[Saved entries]
_____

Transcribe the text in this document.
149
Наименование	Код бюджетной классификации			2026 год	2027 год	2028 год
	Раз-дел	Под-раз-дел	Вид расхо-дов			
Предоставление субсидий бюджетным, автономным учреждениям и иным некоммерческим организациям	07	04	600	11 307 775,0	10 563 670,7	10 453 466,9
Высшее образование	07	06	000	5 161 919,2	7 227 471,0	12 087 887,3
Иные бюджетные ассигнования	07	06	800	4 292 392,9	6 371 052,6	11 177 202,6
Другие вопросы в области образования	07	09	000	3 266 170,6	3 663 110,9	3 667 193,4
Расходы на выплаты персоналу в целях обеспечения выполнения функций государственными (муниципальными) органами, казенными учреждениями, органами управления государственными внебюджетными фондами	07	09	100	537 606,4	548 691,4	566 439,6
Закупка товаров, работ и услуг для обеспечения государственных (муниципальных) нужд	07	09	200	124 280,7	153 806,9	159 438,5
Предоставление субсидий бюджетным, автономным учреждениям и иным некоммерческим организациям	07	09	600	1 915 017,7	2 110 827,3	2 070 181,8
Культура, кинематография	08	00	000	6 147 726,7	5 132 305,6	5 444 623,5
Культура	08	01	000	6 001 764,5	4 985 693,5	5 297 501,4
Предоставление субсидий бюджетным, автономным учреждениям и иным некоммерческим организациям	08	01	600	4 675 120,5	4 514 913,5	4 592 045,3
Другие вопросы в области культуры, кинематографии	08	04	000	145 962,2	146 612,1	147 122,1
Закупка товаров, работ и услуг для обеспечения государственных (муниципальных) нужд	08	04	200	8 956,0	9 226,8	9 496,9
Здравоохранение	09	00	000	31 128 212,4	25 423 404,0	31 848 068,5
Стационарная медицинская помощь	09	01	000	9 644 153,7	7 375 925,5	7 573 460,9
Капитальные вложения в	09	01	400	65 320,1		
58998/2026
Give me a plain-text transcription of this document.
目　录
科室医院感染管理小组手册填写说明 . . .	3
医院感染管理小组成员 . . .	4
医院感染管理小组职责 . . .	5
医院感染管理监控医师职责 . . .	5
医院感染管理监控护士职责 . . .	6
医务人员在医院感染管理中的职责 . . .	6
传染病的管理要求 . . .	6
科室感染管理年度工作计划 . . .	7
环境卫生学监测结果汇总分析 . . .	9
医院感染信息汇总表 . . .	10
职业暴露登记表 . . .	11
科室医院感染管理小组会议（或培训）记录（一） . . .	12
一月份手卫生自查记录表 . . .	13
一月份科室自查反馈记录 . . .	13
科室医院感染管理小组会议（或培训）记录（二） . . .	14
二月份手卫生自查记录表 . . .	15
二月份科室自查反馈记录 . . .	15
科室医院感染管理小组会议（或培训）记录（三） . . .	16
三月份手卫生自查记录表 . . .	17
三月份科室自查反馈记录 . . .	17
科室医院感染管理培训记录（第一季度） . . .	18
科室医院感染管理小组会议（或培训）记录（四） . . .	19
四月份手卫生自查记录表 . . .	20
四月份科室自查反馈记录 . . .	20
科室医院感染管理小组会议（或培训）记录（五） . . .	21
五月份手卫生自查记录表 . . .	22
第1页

_____

What is required: Write down all the entries again without a single difference.

Full output:
Transcribe the text in this document.
149
Наименование	Код бюджетной классификации			2026 год	2027 год	2028 год
	Раз-дел	Под-раз-дел	Вид расхо-дов			
Предоставление субсидий бюджетным, автономным учреждениям и иным некоммерческим организациям	07	04	600	11 307 775,0	10 563 670,7	10 453 466,9
Высшее образование	07	06	000	5 161 919,2	7 227 471,0	12 087 887,3
Иные бюджетные ассигнования	07	06	800	4 292 392,9	6 371 052,6	11 177 202,6
Другие вопросы в области образования	07	09	000	3 266 170,6	3 663 110,9	3 667 193,4
Расходы на выплаты персоналу в целях обеспечения выполнения функций государственными (муниципальными) органами, казенными учреждениями, органами управления государственными внебюджетными фондами	07	09	100	537 606,4	548 691,4	566 439,6
Закупка товаров, работ и услуг для обеспечения государственных (муниципальных) нужд	07	09	200	124 280,7	153 806,9	159 438,5
Предоставление субсидий бюджетным, автономным учреждениям и иным некоммерческим организациям	07	09	600	1 915 017,7	2 110 827,3	2 070 181,8
Культура, кинематография	08	00	000	6 147 726,7	5 132 305,6	5 444 623,5
Культура	08	01	000	6 001 764,5	4 985 693,5	5 297 501,4
Предоставление субсидий бюджетным, автономным учреждениям и иным некоммерческим организациям	08	01	600	4 675 120,5	4 514 913,5	4 592 045,3
Другие вопросы в области культуры, кинематографии	08	04	000	145 962,2	146 612,1	147 122,1
Закупка товаров, работ и услуг для обеспечения государственных (муниципальных) нужд	08	04	200	8 956,0	9 226,8	9 496,9
Здравоохранение	09	00	000	31 128 212,4	25 423 404,0	31 848 068,5
Стационарная медицинская помощь	09	01	000	9 644 153,7	7 375 925,5	7 573 460,9
Капитальные вложения в	09	01	400	65 320,1		
58998/2026
Give me a plain-text transcription of this document.
目　录
科室医院感染管理小组手册填写说明 . . .	3
医院感染管理小组成员 . . .	4
医院感染管理小组职责 . . .	5
医院感染管理监控医师职责 . . .	5
医院感染管理监控护士职责 . . .	6
医务人员在医院感染管理中的职责 . . .	6
传染病的管理要求 . . .	6
科室感染管理年度工作计划 . . .	7
环境卫生学监测结果汇总分析 . . .	9
医院感染信息汇总表 . . .	10
职业暴露登记表 . . .	11
科室医院感染管理小组会议（或培训）记录（一） . . .	12
一月份手卫生自查记录表 . . .	13
一月份科室自查反馈记录 . . .	13
科室医院感染管理小组会议（或培训）记录（二） . . .	14
二月份手卫生自查记录表 . . .	15
二月份科室自查反馈记录 . . .	15
科室医院感染管理小组会议（或培训）记录（三） . . .	16
三月份手卫生自查记录表 . . .	17
三月份科室自查反馈记录 . . .	17
科室医院感染管理培训记录（第一季度） . . .	18
科室医院感染管理小组会议（或培训）记录（四） . . .	19
四月份手卫生自查记录表 . . .	20
四月份科室自查反馈记录 . . .	20
科室医院感染管理小组会议（或培训）记录（五） . . .	21
五月份手卫生自查记录表 . . .	22
第1页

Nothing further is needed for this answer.